TASK TO COMPLETE
Go through the data and copy every line exactly, but not the images.

(Collected data)
START

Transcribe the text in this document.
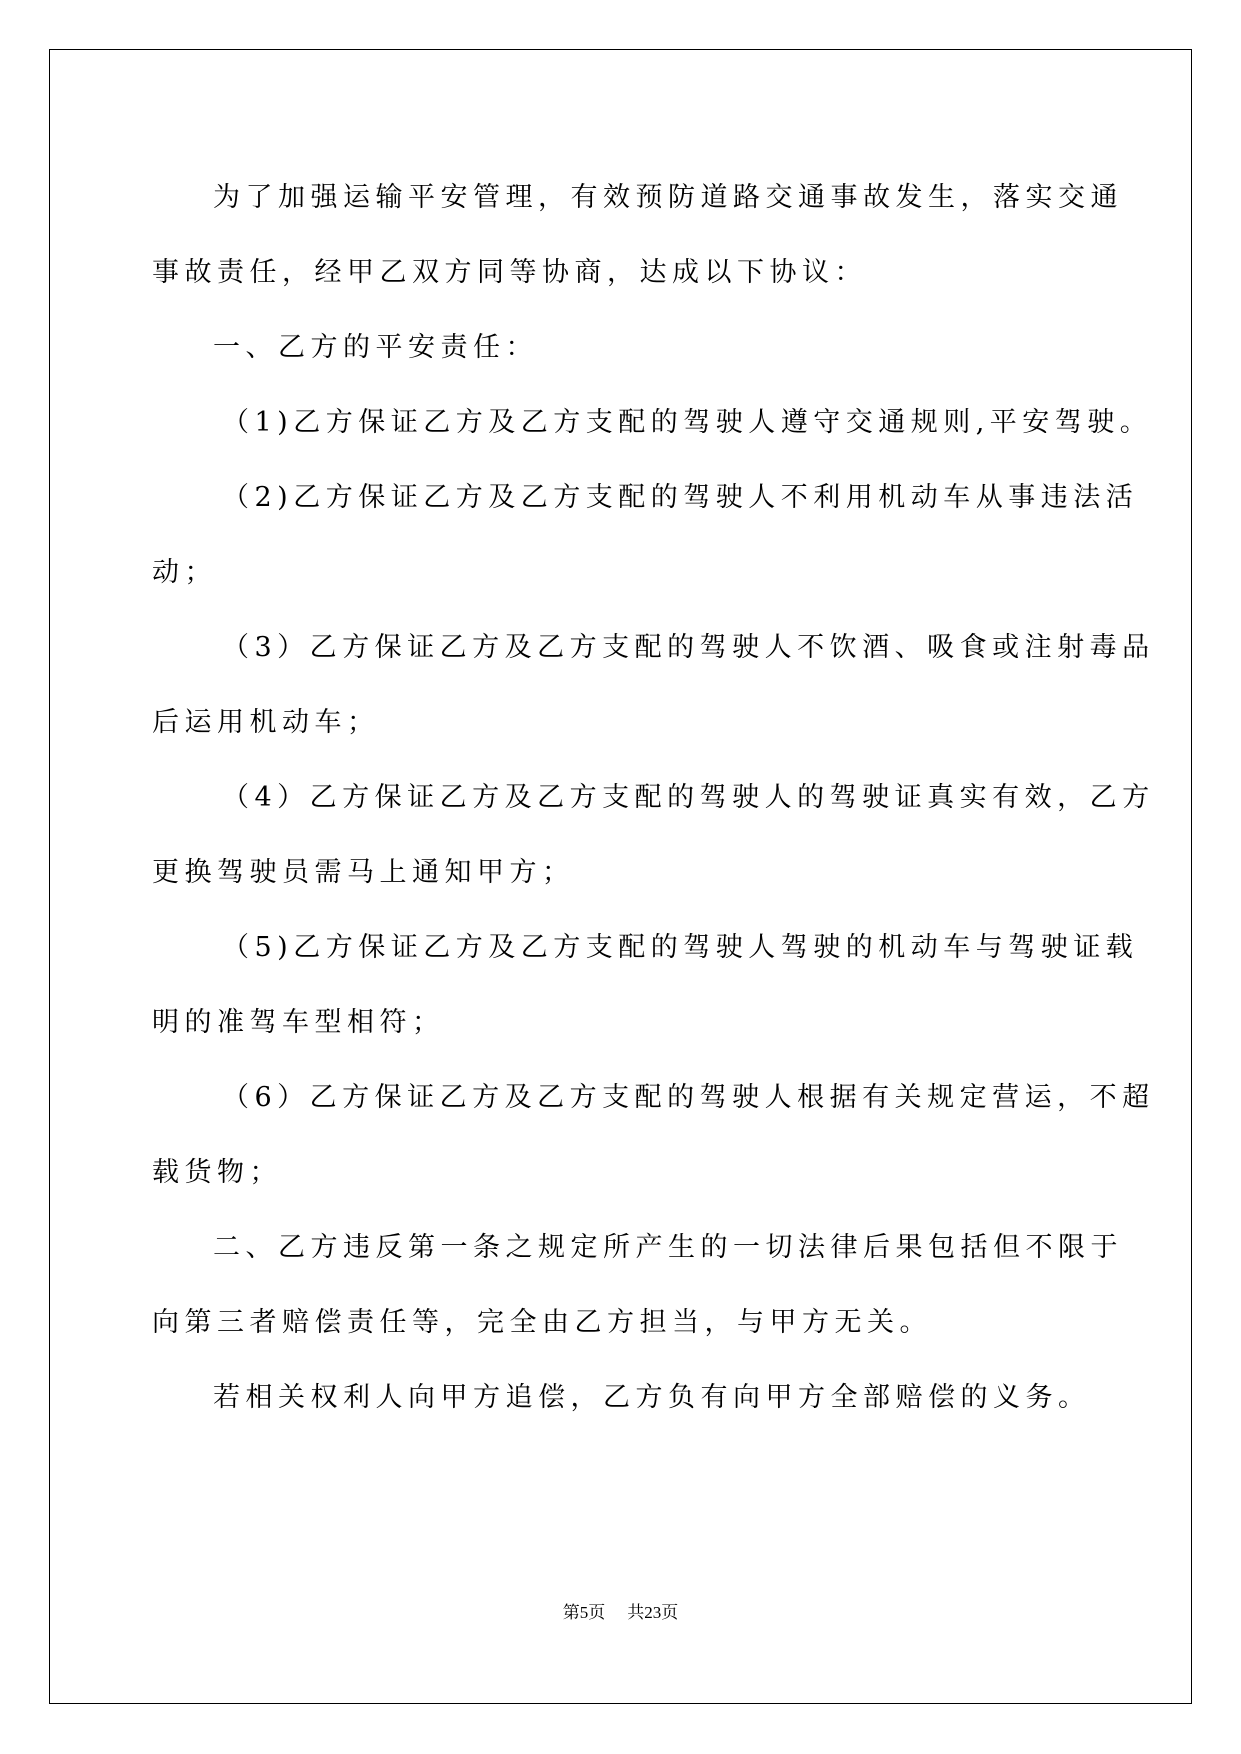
为了加强运输平安管理，有效预防道路交通事故发生，落实交通

事故责任，经甲乙双方同等协商，达成以下协议：

一、乙方的平安责任：

（1)乙方保证乙方及乙方支配的驾驶人遵守交通规则,平安驾驶。

（2)乙方保证乙方及乙方支配的驾驶人不利用机动车从事违法活

动；

（3）乙方保证乙方及乙方支配的驾驶人不饮酒、吸食或注射毒品

后运用机动车；

（4）乙方保证乙方及乙方支配的驾驶人的驾驶证真实有效，乙方

更换驾驶员需马上通知甲方；

（5)乙方保证乙方及乙方支配的驾驶人驾驶的机动车与驾驶证载

明的准驾车型相符；

（6）乙方保证乙方及乙方支配的驾驶人根据有关规定营运，不超

载货物；

二、乙方违反第一条之规定所产生的一切法律后果包括但不限于

向第三者赔偿责任等，完全由乙方担当，与甲方无关。

若相关权利人向甲方追偿，乙方负有向甲方全部赔偿的义务。

第5页 共23页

END

WRITTEN RESPONSE
Transcribe the text in this document.
为了加强运输平安管理，有效预防道路交通事故发生，落实交通

事故责任，经甲乙双方同等协商，达成以下协议：

一、乙方的平安责任：

（1)乙方保证乙方及乙方支配的驾驶人遵守交通规则,平安驾驶。

（2)乙方保证乙方及乙方支配的驾驶人不利用机动车从事违法活

动；

（3）乙方保证乙方及乙方支配的驾驶人不饮酒、吸食或注射毒品

后运用机动车；

（4）乙方保证乙方及乙方支配的驾驶人的驾驶证真实有效，乙方

更换驾驶员需马上通知甲方；

（5)乙方保证乙方及乙方支配的驾驶人驾驶的机动车与驾驶证载

明的准驾车型相符；

（6）乙方保证乙方及乙方支配的驾驶人根据有关规定营运，不超

载货物；

二、乙方违反第一条之规定所产生的一切法律后果包括但不限于

向第三者赔偿责任等，完全由乙方担当，与甲方无关。

若相关权利人向甲方追偿，乙方负有向甲方全部赔偿的义务。

第5页 共23页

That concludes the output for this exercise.